Records:
((
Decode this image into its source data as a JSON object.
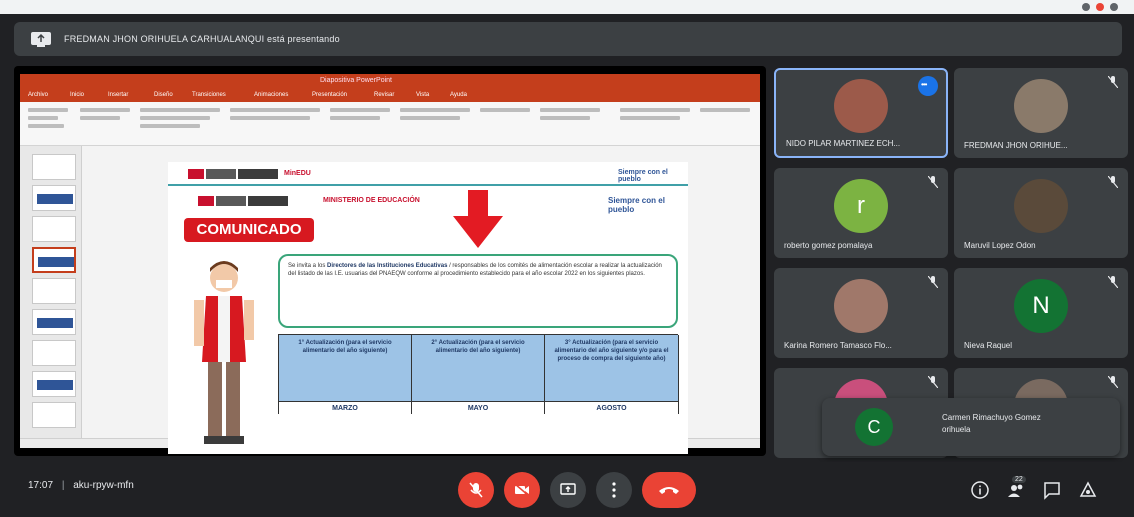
{
  "banner": {
    "text": "FREDMAN JHON ORIHUELA CARHUALANQUI está presentando"
  },
  "presentation": {
    "app_title": "Diapositiva PowerPoint",
    "tabs": [
      "Archivo",
      "Inicio",
      "Insertar",
      "Diseño",
      "Transiciones",
      "Animaciones",
      "Presentación",
      "Revisar",
      "Vista",
      "Ayuda"
    ],
    "slide": {
      "ministry": "MINISTERIO DE EDUCACIÓN",
      "brand": "MinEDU",
      "siempre": "Siempre con el pueblo",
      "comunicado": "COMUNICADO",
      "message_intro": "Se invita a los ",
      "message_bold1": "Directores de las Instituciones Educativas",
      "message_mid": " / responsables de los comités de alimentación escolar a realizar la actualización del listado de las I.E. usuarias del PNAEQW conforme al procedimiento establecido para el año escolar 2022 en los siguientes plazos.",
      "table": [
        {
          "head": "1° Actualización (para el servicio alimentario del año siguiente)",
          "month": "MARZO"
        },
        {
          "head": "2° Actualización (para el servicio alimentario del año siguiente)",
          "month": "MAYO"
        },
        {
          "head": "3° Actualización (para el servicio alimentario del año siguiente y/o para el proceso de compra del siguiente año)",
          "month": "AGOSTO"
        }
      ]
    }
  },
  "participants": [
    {
      "name": "NIDO PILAR MARTINEZ ECH...",
      "type": "photo",
      "active": true,
      "color": "#9c5a4a"
    },
    {
      "name": "FREDMAN JHON ORIHUE...",
      "type": "photo",
      "active": false,
      "color": "#8a7a6a"
    },
    {
      "name": "roberto gomez pomalaya",
      "type": "letter",
      "letter": "r",
      "color": "#7cb342"
    },
    {
      "name": "Maruvil Lopez Odon",
      "type": "photo",
      "active": false,
      "color": "#5a4a3a"
    },
    {
      "name": "Karina Romero Tamasco Flo...",
      "type": "photo",
      "active": false,
      "color": "#a0786a"
    },
    {
      "name": "Nieva Raquel",
      "type": "letter",
      "letter": "N",
      "color": "#137333"
    },
    {
      "name": "",
      "type": "photo-pair",
      "active": false,
      "color": "#c94f7c"
    },
    {
      "name": "",
      "type": "photo",
      "active": false,
      "color": "#7a6a60"
    }
  ],
  "floater": {
    "letter": "C",
    "name": "Carmen Rimachuyo Gomez orihuela"
  },
  "bottom": {
    "time": "17:07",
    "separator": "|",
    "meeting_code": "aku-rpyw-mfn",
    "people_count": "22"
  },
  "colors": {
    "bg": "#202124",
    "tile": "#3c4043",
    "red": "#ea4335",
    "accent": "#8ab4f8"
  }
}
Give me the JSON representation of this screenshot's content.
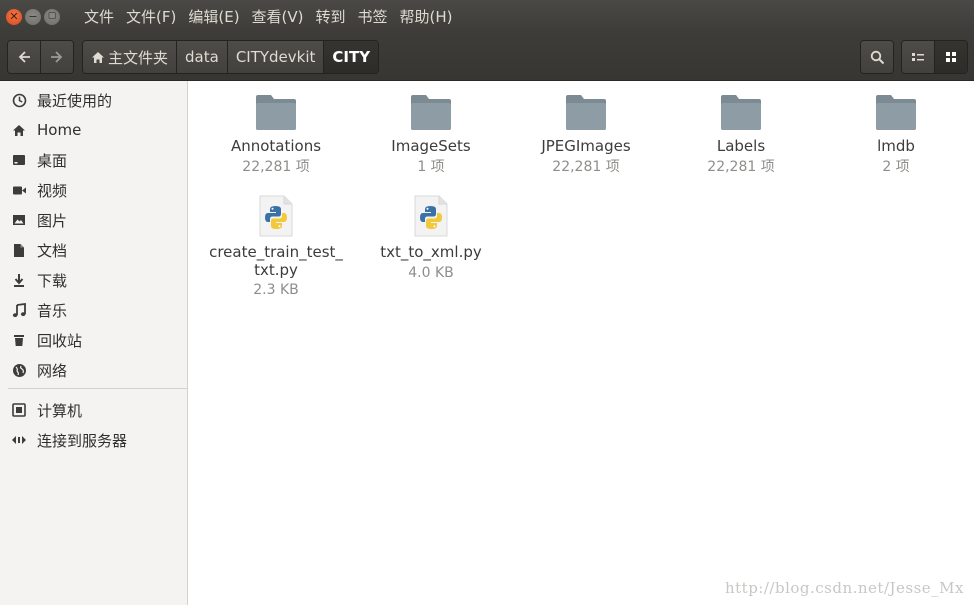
{
  "menu": [
    "文件",
    "文件(F)",
    "编辑(E)",
    "查看(V)",
    "转到",
    "书签",
    "帮助(H)"
  ],
  "toolbar": {
    "breadcrumbs": [
      {
        "label": "主文件夹",
        "icon": "home-icon"
      },
      {
        "label": "data"
      },
      {
        "label": "CITYdevkit"
      },
      {
        "label": "CITY",
        "active": true
      }
    ]
  },
  "sidebar": {
    "items": [
      {
        "label": "最近使用的",
        "icon": "clock-icon"
      },
      {
        "label": "Home",
        "icon": "home-icon"
      },
      {
        "label": "桌面",
        "icon": "desktop-icon"
      },
      {
        "label": "视频",
        "icon": "video-icon"
      },
      {
        "label": "图片",
        "icon": "picture-icon"
      },
      {
        "label": "文档",
        "icon": "document-icon"
      },
      {
        "label": "下载",
        "icon": "download-icon"
      },
      {
        "label": "音乐",
        "icon": "music-icon"
      },
      {
        "label": "回收站",
        "icon": "trash-icon"
      },
      {
        "label": "网络",
        "icon": "network-icon"
      },
      {
        "label": "计算机",
        "icon": "computer-icon"
      },
      {
        "label": "连接到服务器",
        "icon": "connect-server-icon"
      }
    ]
  },
  "files": [
    {
      "name": "Annotations",
      "info": "22,281 项",
      "type": "folder"
    },
    {
      "name": "ImageSets",
      "info": "1 项",
      "type": "folder"
    },
    {
      "name": "JPEGImages",
      "info": "22,281 项",
      "type": "folder"
    },
    {
      "name": "Labels",
      "info": "22,281 项",
      "type": "folder"
    },
    {
      "name": "lmdb",
      "info": "2 项",
      "type": "folder"
    },
    {
      "name": "create_train_test_\ntxt.py",
      "info": "2.3 KB",
      "type": "python"
    },
    {
      "name": "txt_to_xml.py",
      "info": "4.0 KB",
      "type": "python"
    }
  ],
  "watermark": "http://blog.csdn.net/Jesse_Mx",
  "colors": {
    "titlebar": "#3d3c38",
    "close_button": "#e25a2c",
    "folder": "#8b9aa3",
    "sidebar_bg": "#f4f3f2"
  }
}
))
JOB
Quote each record exactly as it stands, minus the pictures.

RIGHT ANSWER
Decode this image into its source data as a JSON object.
{
  "banner": {
    "text": "FREDMAN JHON ORIHUELA CARHUALANQUI está presentando"
  },
  "presentation": {
    "app_title": "Diapositiva PowerPoint",
    "tabs": [
      "Archivo",
      "Inicio",
      "Insertar",
      "Diseño",
      "Transiciones",
      "Animaciones",
      "Presentación",
      "Revisar",
      "Vista",
      "Ayuda"
    ],
    "slide": {
      "ministry": "MINISTERIO DE EDUCACIÓN",
      "brand": "MinEDU",
      "siempre": "Siempre con el pueblo",
      "comunicado": "COMUNICADO",
      "message_intro": "Se invita a los ",
      "message_bold1": "Directores de las Instituciones Educativas",
      "message_mid": " / responsables de los comités de alimentación escolar a realizar la actualización del listado de las I.E. usuarias del PNAEQW conforme al procedimiento establecido para el año escolar 2022 en los siguientes plazos.",
      "table": [
        {
          "head": "1° Actualización (para el servicio alimentario del año siguiente)",
          "month": "MARZO"
        },
        {
          "head": "2° Actualización (para el servicio alimentario del año siguiente)",
          "month": "MAYO"
        },
        {
          "head": "3° Actualización (para el servicio alimentario del año siguiente y/o para el proceso de compra del siguiente año)",
          "month": "AGOSTO"
        }
      ]
    }
  },
  "participants": [
    {
      "name": "NIDO PILAR MARTINEZ ECH...",
      "type": "photo",
      "active": true,
      "color": "#9c5a4a"
    },
    {
      "name": "FREDMAN JHON ORIHUE...",
      "type": "photo",
      "active": false,
      "color": "#8a7a6a"
    },
    {
      "name": "roberto gomez pomalaya",
      "type": "letter",
      "letter": "r",
      "color": "#7cb342"
    },
    {
      "name": "Maruvil Lopez Odon",
      "type": "photo",
      "active": false,
      "color": "#5a4a3a"
    },
    {
      "name": "Karina Romero Tamasco Flo...",
      "type": "photo",
      "active": false,
      "color": "#a0786a"
    },
    {
      "name": "Nieva Raquel",
      "type": "letter",
      "letter": "N",
      "color": "#137333"
    },
    {
      "name": "",
      "type": "photo-pair",
      "active": false,
      "color": "#c94f7c"
    },
    {
      "name": "",
      "type": "photo",
      "active": false,
      "color": "#7a6a60"
    }
  ],
  "floater": {
    "letter": "C",
    "name": "Carmen Rimachuyo Gomez orihuela"
  },
  "bottom": {
    "time": "17:07",
    "separator": "|",
    "meeting_code": "aku-rpyw-mfn",
    "people_count": "22"
  },
  "colors": {
    "bg": "#202124",
    "tile": "#3c4043",
    "red": "#ea4335",
    "accent": "#8ab4f8"
  }
}
Give me the JSON representation of this screenshot's content.
{
  "menu": [
    "文件",
    "文件(F)",
    "编辑(E)",
    "查看(V)",
    "转到",
    "书签",
    "帮助(H)"
  ],
  "toolbar": {
    "breadcrumbs": [
      {
        "label": "主文件夹",
        "icon": "home-icon"
      },
      {
        "label": "data"
      },
      {
        "label": "CITYdevkit"
      },
      {
        "label": "CITY",
        "active": true
      }
    ]
  },
  "sidebar": {
    "items": [
      {
        "label": "最近使用的",
        "icon": "clock-icon"
      },
      {
        "label": "Home",
        "icon": "home-icon"
      },
      {
        "label": "桌面",
        "icon": "desktop-icon"
      },
      {
        "label": "视频",
        "icon": "video-icon"
      },
      {
        "label": "图片",
        "icon": "picture-icon"
      },
      {
        "label": "文档",
        "icon": "document-icon"
      },
      {
        "label": "下载",
        "icon": "download-icon"
      },
      {
        "label": "音乐",
        "icon": "music-icon"
      },
      {
        "label": "回收站",
        "icon": "trash-icon"
      },
      {
        "label": "网络",
        "icon": "network-icon"
      },
      {
        "label": "计算机",
        "icon": "computer-icon"
      },
      {
        "label": "连接到服务器",
        "icon": "connect-server-icon"
      }
    ]
  },
  "files": [
    {
      "name": "Annotations",
      "info": "22,281 项",
      "type": "folder"
    },
    {
      "name": "ImageSets",
      "info": "1 项",
      "type": "folder"
    },
    {
      "name": "JPEGImages",
      "info": "22,281 项",
      "type": "folder"
    },
    {
      "name": "Labels",
      "info": "22,281 项",
      "type": "folder"
    },
    {
      "name": "lmdb",
      "info": "2 项",
      "type": "folder"
    },
    {
      "name": "create_train_test_\ntxt.py",
      "info": "2.3 KB",
      "type": "python"
    },
    {
      "name": "txt_to_xml.py",
      "info": "4.0 KB",
      "type": "python"
    }
  ],
  "watermark": "http://blog.csdn.net/Jesse_Mx",
  "colors": {
    "titlebar": "#3d3c38",
    "close_button": "#e25a2c",
    "folder": "#8b9aa3",
    "sidebar_bg": "#f4f3f2"
  }
}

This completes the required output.